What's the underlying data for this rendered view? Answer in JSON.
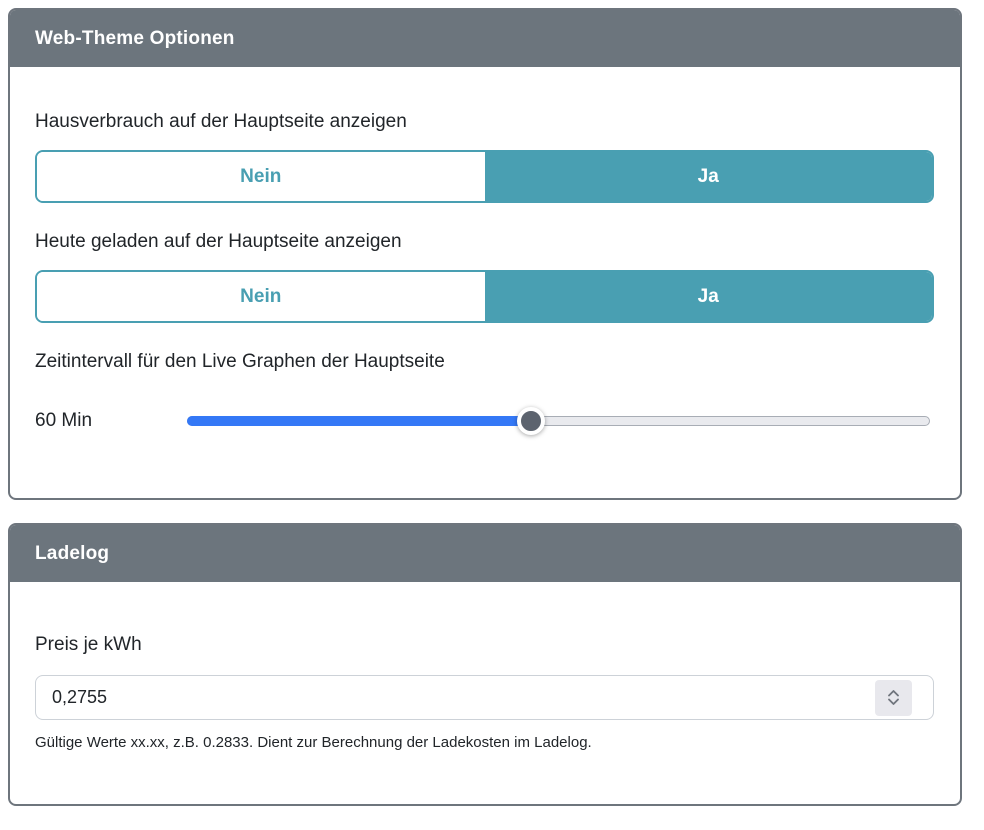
{
  "colors": {
    "accent": "#499fb2",
    "header_bg": "#6c757d",
    "slider_blue": "#3478f6",
    "thumb_gray": "#5c636e",
    "card_border": "#6e757d"
  },
  "theme_card": {
    "title": "Web-Theme Optionen",
    "hausverbrauch": {
      "label": "Hausverbrauch auf der Hauptseite anzeigen",
      "options": [
        "Nein",
        "Ja"
      ],
      "selected": "Ja"
    },
    "heute_geladen": {
      "label": "Heute geladen auf der Hauptseite anzeigen",
      "options": [
        "Nein",
        "Ja"
      ],
      "selected": "Ja"
    },
    "zeitintervall": {
      "label": "Zeitintervall für den Live Graphen der Hauptseite",
      "value": "60 Min",
      "percent": 46
    }
  },
  "ladelog_card": {
    "title": "Ladelog",
    "preis": {
      "label": "Preis je kWh",
      "value": "0,2755",
      "help": "Gültige Werte xx.xx, z.B. 0.2833. Dient zur Berechnung der Ladekosten im Ladelog."
    }
  }
}
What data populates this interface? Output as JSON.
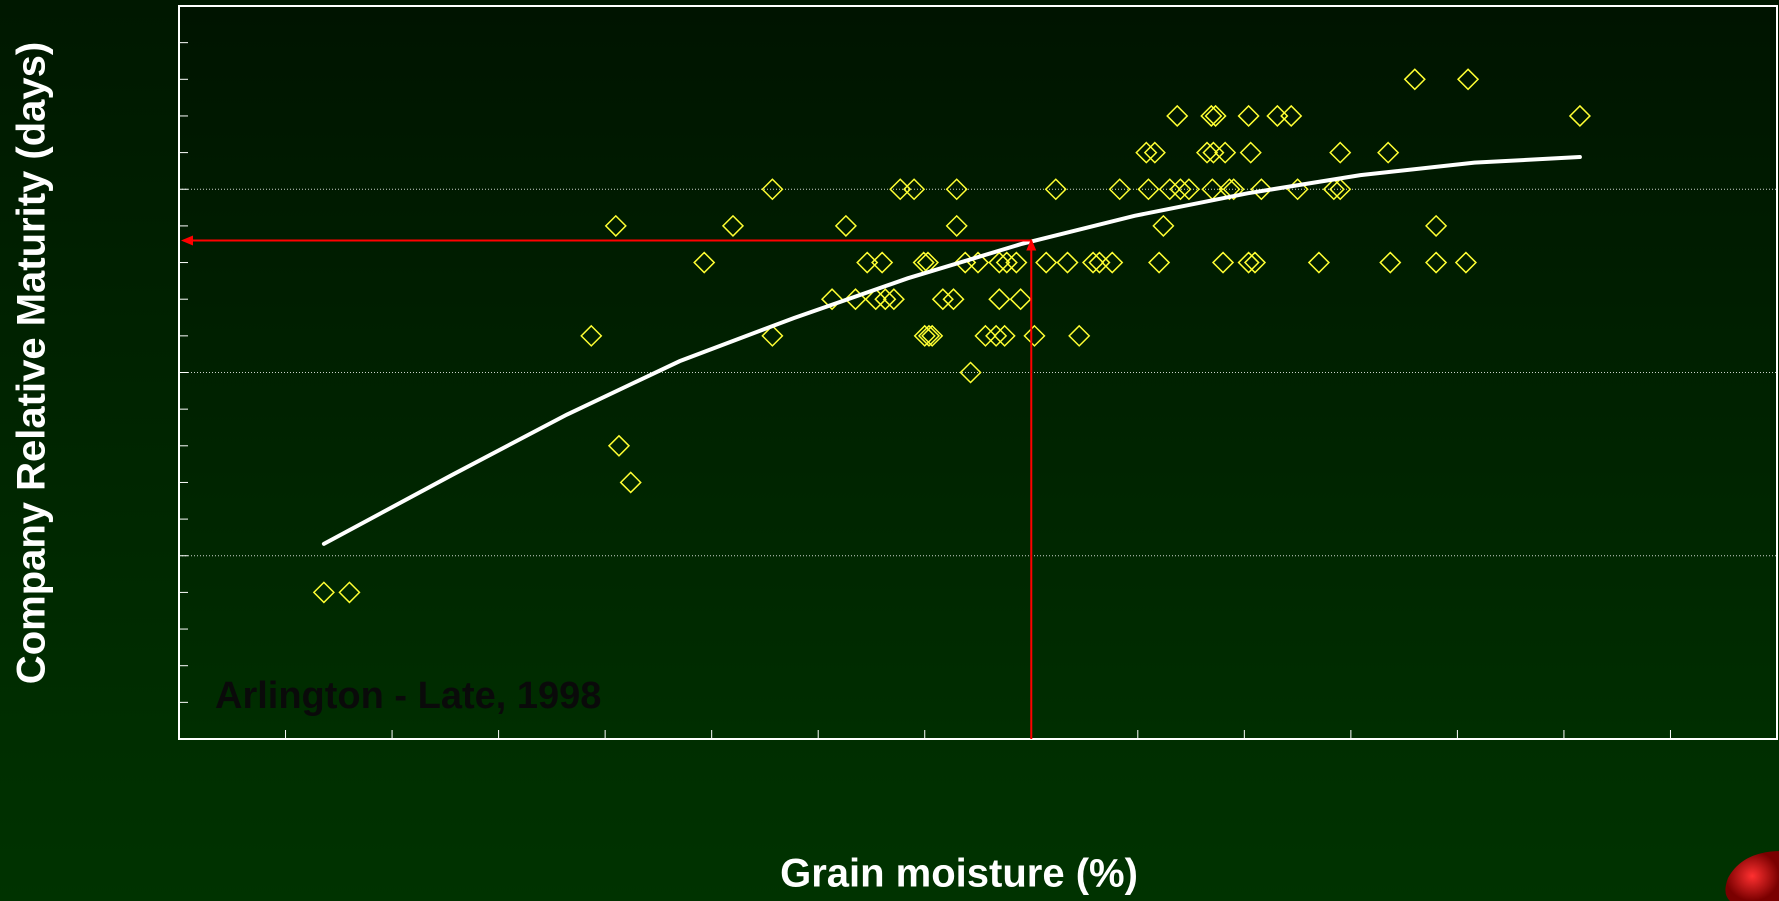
{
  "chart_data": {
    "type": "scatter",
    "x_label": "Grain moisture (%)",
    "y_label": "Company Relative Maturity (days)",
    "annotation": "Arlington - Late, 1998",
    "xlim": [
      15,
      30
    ],
    "ylim": [
      90,
      130
    ],
    "xticks": [
      16,
      17,
      18,
      19,
      20,
      21,
      22,
      23,
      24,
      25,
      26,
      27,
      28,
      29
    ],
    "yticks": [
      92,
      94,
      96,
      98,
      100,
      102,
      104,
      106,
      108,
      110,
      112,
      114,
      116,
      118,
      120,
      122,
      124,
      126,
      128
    ],
    "ygrid": [
      100,
      110,
      120
    ],
    "color": "#ffff33",
    "x": [
      16.36,
      16.6,
      18.87,
      19.1,
      19.13,
      19.24,
      19.93,
      20.2,
      20.57,
      20.57,
      21.13,
      21.26,
      21.35,
      21.46,
      21.6,
      21.54,
      21.63,
      21.71,
      21.77,
      21.9,
      21.99,
      22.03,
      22.0,
      22.04,
      22.07,
      22.17,
      22.27,
      22.3,
      22.3,
      22.38,
      22.5,
      22.43,
      22.57,
      22.67,
      22.75,
      22.7,
      22.9,
      22.7,
      22.77,
      22.86,
      23.03,
      23.14,
      23.34,
      23.23,
      23.45,
      23.58,
      23.64,
      23.76,
      23.83,
      24.08,
      24.16,
      24.1,
      24.2,
      24.24,
      24.3,
      24.4,
      24.48,
      24.37,
      24.65,
      24.71,
      24.82,
      24.69,
      24.73,
      24.7,
      24.8,
      24.86,
      24.9,
      25.04,
      25.06,
      25.04,
      25.1,
      25.16,
      25.31,
      25.44,
      25.5,
      25.7,
      25.84,
      25.9,
      25.9,
      26.35,
      26.37,
      26.6,
      26.8,
      26.8,
      27.08,
      27.1,
      28.15
    ],
    "values": [
      98,
      98,
      112,
      118,
      106,
      104,
      116,
      118,
      120,
      112,
      114,
      118,
      114,
      116,
      116,
      114,
      114,
      114,
      120,
      120,
      116,
      116,
      112,
      112,
      112,
      114,
      114,
      120,
      118,
      116,
      116,
      110,
      112,
      112,
      112,
      114,
      114,
      116,
      116,
      116,
      112,
      116,
      116,
      120,
      112,
      116,
      116,
      116,
      120,
      122,
      122,
      120,
      116,
      118,
      120,
      120,
      120,
      124,
      122,
      122,
      122,
      124,
      124,
      120,
      116,
      120,
      120,
      124,
      122,
      116,
      116,
      120,
      124,
      124,
      120,
      116,
      120,
      120,
      122,
      122,
      116,
      126,
      118,
      116,
      116,
      126,
      124
    ],
    "fit": {
      "color": "#ffffff",
      "x": [
        16.36,
        17.57,
        18.64,
        19.7,
        20.77,
        21.84,
        22.9,
        23.97,
        25.03,
        26.09,
        27.16,
        28.15
      ],
      "values": [
        100.65,
        104.43,
        107.7,
        110.62,
        112.97,
        115.14,
        117.0,
        118.55,
        119.78,
        120.77,
        121.45,
        121.76
      ]
    },
    "reference": {
      "x": 23,
      "y": 117.2,
      "color": "#ff0000"
    }
  }
}
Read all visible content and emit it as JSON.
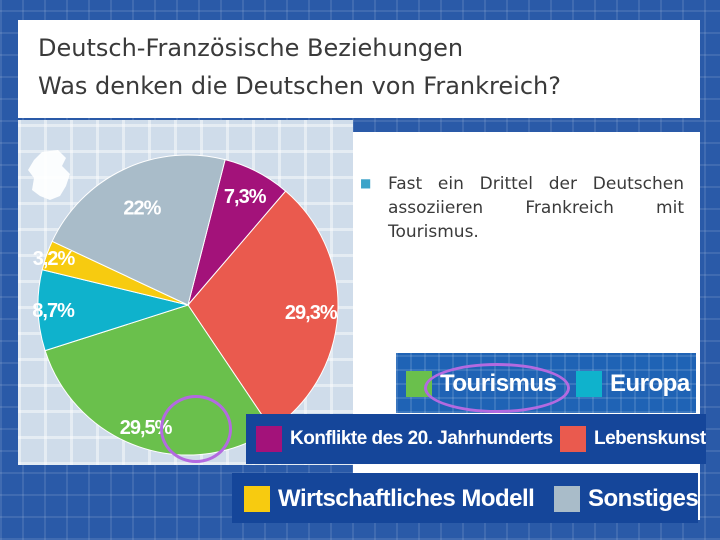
{
  "slide": {
    "title_line1": "Deutsch-Französische Beziehungen",
    "title_line2": "Was denken die Deutschen von Frankreich?",
    "bullet_text": "Fast ein Drittel der Deutschen assoziieren Frankreich mit Tourismus."
  },
  "chart_data": {
    "type": "pie",
    "title": "",
    "slices": [
      {
        "name": "Konflikte des 20. Jahrhunderts",
        "value": 7.3,
        "label": "7,3%",
        "color": "#a3127a"
      },
      {
        "name": "Lebenskunst",
        "value": 29.3,
        "label": "29,3%",
        "color": "#ea5a4e"
      },
      {
        "name": "Tourismus",
        "value": 29.5,
        "label": "29,5%",
        "color": "#6ac04c"
      },
      {
        "name": "Europa",
        "value": 8.7,
        "label": "8,7%",
        "color": "#0fb2cc"
      },
      {
        "name": "Wirtschaftliches Modell",
        "value": 3.2,
        "label": "3,2%",
        "color": "#f7cb10"
      },
      {
        "name": "Sonstiges",
        "value": 22,
        "label": "22%",
        "color": "#a9bcc9"
      }
    ],
    "legend": [
      {
        "label": "Tourismus",
        "color": "#6ac04c"
      },
      {
        "label": "Europa",
        "color": "#0fb2cc"
      },
      {
        "label": "Konflikte des 20. Jahrhunderts",
        "color": "#a3127a"
      },
      {
        "label": "Lebenskunst",
        "color": "#ea5a4e"
      },
      {
        "label": "Wirtschaftliches Modell",
        "color": "#f7cb10"
      },
      {
        "label": "Sonstiges",
        "color": "#a9bcc9"
      }
    ],
    "legend_placement": "bottom-right",
    "highlighted": "Tourismus"
  },
  "colors": {
    "background_blue": "#2a5aa8",
    "highlight_purple": "#b36ae0",
    "bullet_accent": "#3ba3c9"
  },
  "icons": {
    "germany_map": "germany-map-icon"
  }
}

OBJECTIVE: Scan the material above for the string "Wirtschaftliches" and return the lines that hold it.

FULL OUTPUT:
        "name": "Wirtschaftliches Modell",
        "label": "Wirtschaftliches Modell",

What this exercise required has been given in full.